Task data:
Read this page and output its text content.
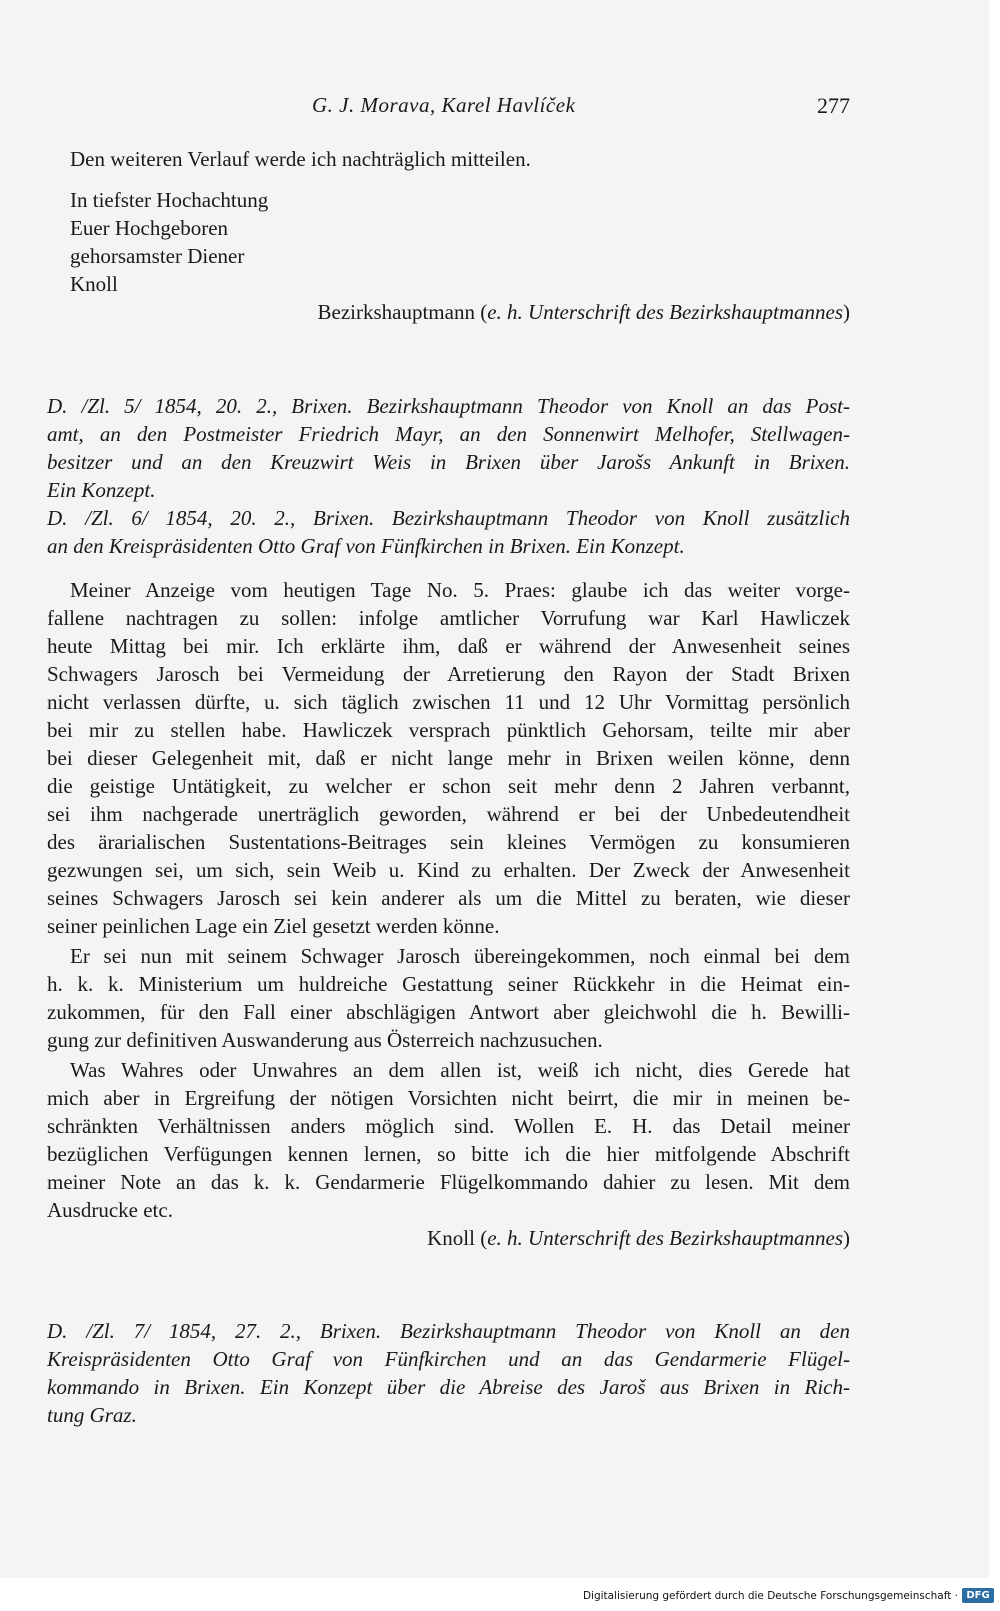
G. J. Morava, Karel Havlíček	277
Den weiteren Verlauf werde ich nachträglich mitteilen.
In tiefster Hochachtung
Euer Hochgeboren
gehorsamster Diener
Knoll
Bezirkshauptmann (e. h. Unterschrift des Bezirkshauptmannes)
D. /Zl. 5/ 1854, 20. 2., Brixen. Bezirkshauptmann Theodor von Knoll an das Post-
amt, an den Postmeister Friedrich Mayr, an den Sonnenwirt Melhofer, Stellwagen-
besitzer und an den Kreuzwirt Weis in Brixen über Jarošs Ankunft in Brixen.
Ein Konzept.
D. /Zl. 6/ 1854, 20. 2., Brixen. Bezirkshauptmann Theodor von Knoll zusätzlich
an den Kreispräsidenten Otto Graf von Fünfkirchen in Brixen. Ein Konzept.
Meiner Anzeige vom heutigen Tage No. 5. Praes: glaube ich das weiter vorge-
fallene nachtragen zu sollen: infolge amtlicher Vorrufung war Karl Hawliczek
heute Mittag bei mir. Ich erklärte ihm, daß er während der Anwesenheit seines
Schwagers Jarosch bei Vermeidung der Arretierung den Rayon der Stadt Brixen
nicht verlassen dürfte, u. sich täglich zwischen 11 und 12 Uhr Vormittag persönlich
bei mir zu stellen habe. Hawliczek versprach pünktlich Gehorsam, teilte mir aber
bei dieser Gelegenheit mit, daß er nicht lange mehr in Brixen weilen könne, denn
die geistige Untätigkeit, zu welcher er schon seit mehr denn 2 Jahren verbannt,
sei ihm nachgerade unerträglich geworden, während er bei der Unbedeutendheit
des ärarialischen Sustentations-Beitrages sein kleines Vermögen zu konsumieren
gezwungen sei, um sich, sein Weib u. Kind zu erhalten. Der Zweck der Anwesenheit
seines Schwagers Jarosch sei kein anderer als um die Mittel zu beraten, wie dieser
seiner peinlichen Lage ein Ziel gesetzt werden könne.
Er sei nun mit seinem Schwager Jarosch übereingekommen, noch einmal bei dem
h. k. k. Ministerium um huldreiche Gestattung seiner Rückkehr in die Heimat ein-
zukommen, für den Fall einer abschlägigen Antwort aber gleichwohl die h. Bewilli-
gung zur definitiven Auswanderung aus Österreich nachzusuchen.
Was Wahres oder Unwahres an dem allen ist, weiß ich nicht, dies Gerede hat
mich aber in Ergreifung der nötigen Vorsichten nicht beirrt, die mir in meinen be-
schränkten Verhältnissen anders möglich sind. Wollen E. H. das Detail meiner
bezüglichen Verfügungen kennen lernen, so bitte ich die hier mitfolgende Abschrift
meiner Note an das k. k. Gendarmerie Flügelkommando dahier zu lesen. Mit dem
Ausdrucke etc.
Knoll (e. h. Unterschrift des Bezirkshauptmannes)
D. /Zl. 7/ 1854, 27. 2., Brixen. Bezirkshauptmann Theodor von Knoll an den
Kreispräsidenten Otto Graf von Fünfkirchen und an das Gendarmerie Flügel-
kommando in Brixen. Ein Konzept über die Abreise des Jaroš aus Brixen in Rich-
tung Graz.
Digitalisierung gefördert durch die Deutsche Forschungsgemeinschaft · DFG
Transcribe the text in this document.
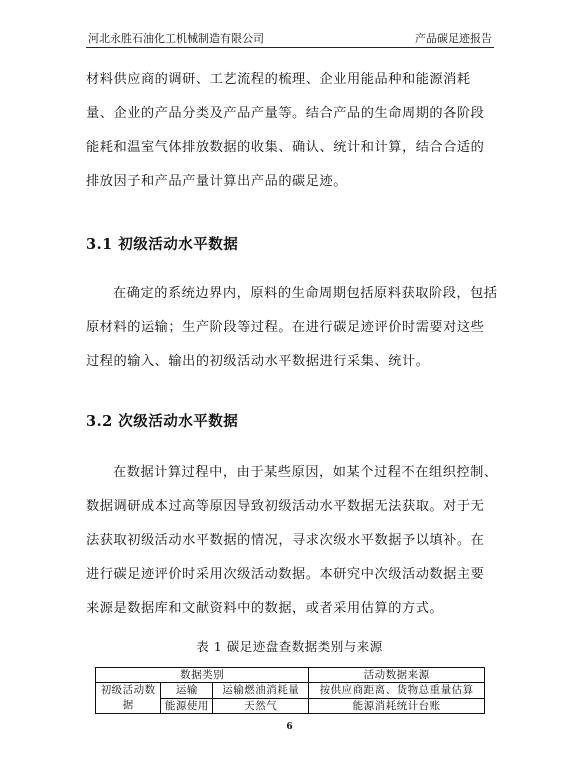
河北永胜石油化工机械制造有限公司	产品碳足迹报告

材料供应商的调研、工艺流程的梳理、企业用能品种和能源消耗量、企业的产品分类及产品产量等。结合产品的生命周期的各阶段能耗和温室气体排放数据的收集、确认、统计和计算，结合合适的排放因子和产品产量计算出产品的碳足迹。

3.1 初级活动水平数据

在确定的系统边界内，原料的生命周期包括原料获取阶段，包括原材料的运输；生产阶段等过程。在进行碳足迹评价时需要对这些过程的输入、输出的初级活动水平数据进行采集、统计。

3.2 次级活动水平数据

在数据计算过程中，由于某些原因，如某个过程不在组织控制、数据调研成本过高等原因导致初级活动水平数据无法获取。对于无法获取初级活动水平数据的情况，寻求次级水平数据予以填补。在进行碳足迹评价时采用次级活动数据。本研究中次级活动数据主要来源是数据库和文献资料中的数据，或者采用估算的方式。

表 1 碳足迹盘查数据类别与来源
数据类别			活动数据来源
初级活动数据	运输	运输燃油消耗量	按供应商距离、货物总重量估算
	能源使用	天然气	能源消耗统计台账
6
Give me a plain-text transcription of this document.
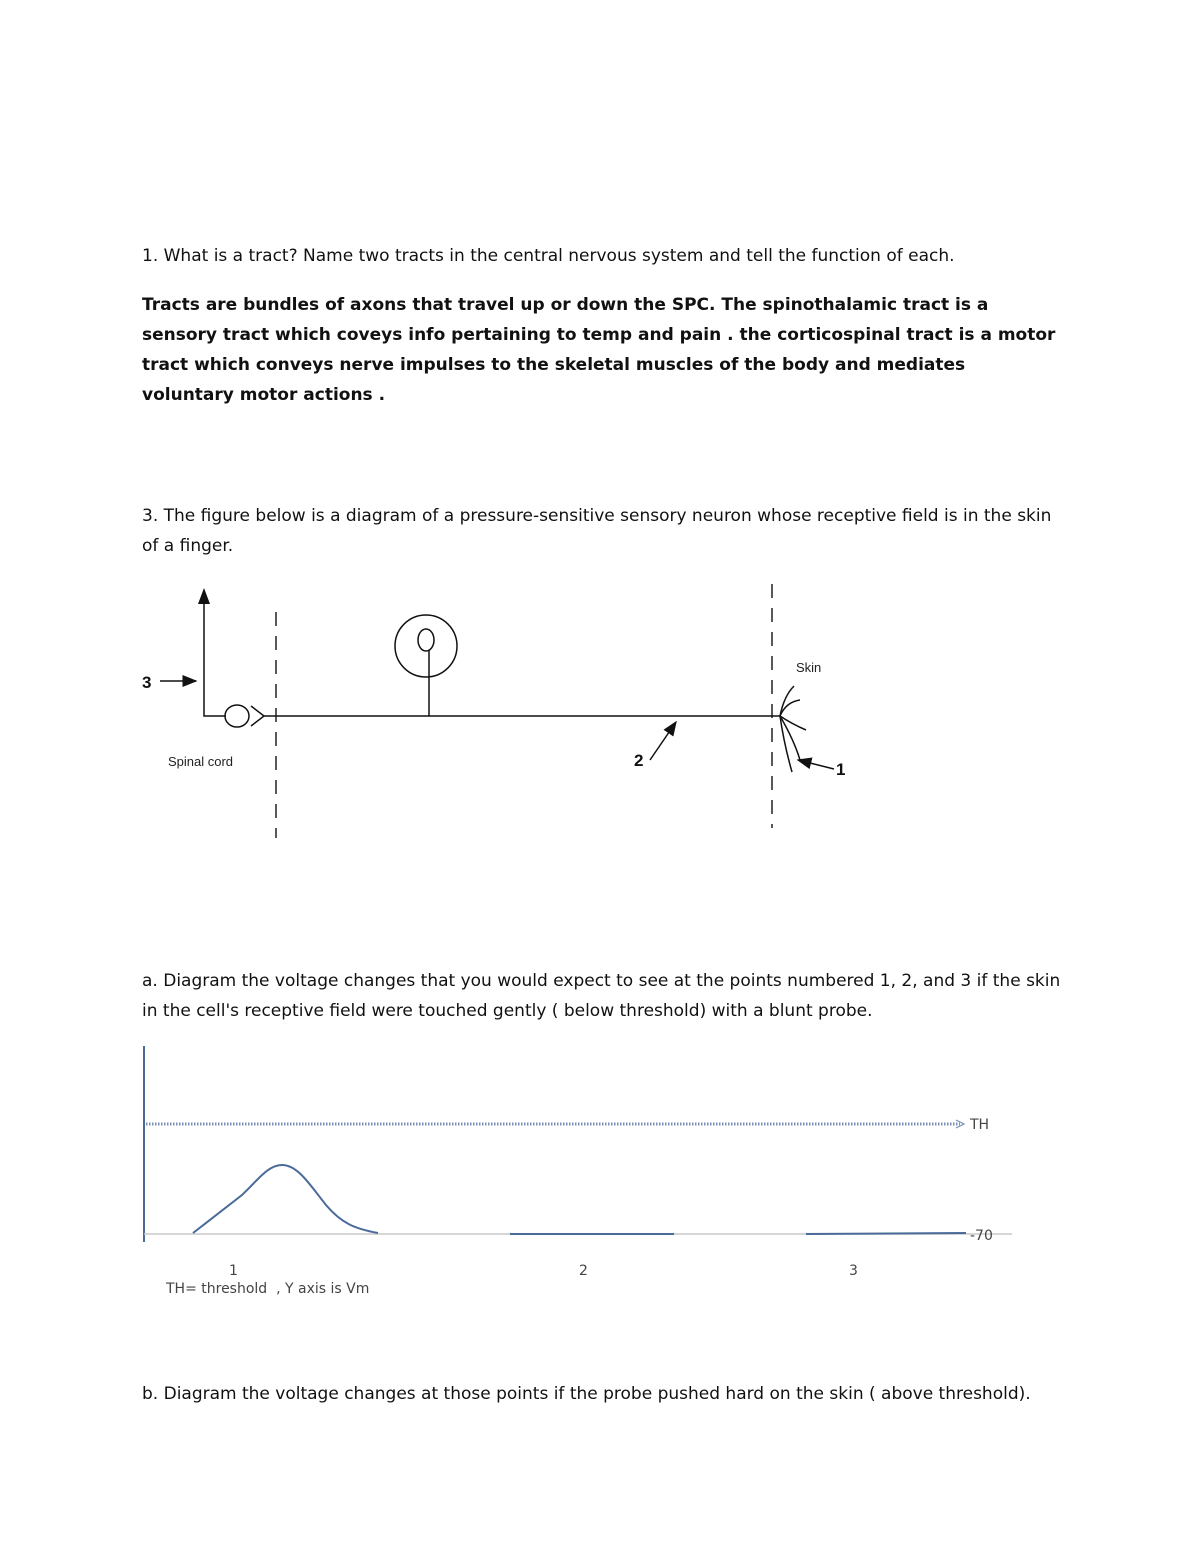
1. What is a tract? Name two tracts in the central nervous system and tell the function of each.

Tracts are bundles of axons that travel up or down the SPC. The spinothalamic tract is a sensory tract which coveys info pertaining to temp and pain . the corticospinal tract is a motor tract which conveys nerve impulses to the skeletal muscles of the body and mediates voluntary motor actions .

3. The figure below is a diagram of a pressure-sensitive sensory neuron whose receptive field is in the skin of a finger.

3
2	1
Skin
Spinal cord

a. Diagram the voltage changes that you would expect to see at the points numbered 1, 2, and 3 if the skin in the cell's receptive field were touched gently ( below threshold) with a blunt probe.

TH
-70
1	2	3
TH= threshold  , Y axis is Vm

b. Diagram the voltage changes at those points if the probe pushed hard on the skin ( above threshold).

Task requirements: Reproduce nothing but the lines that run from the line containing "Give me a plain-text" through the last line of the records, inclusive. Omit the pictures.

Output for this exercise:
Give me a plain-text transcription of this document.
1. What is a tract? Name two tracts in the central nervous system and tell the function of each.

Tracts are bundles of axons that travel up or down the SPC. The spinothalamic tract is a sensory tract which coveys info pertaining to temp and pain . the corticospinal tract is a motor tract which conveys nerve impulses to the skeletal muscles of the body and mediates voluntary motor actions .

3. The figure below is a diagram of a pressure-sensitive sensory neuron whose receptive field is in the skin of a finger.

3
2	1
Skin
Spinal cord

a. Diagram the voltage changes that you would expect to see at the points numbered 1, 2, and 3 if the skin in the cell's receptive field were touched gently ( below threshold) with a blunt probe.

TH
-70
1	2	3
TH= threshold  , Y axis is Vm

b. Diagram the voltage changes at those points if the probe pushed hard on the skin ( above threshold).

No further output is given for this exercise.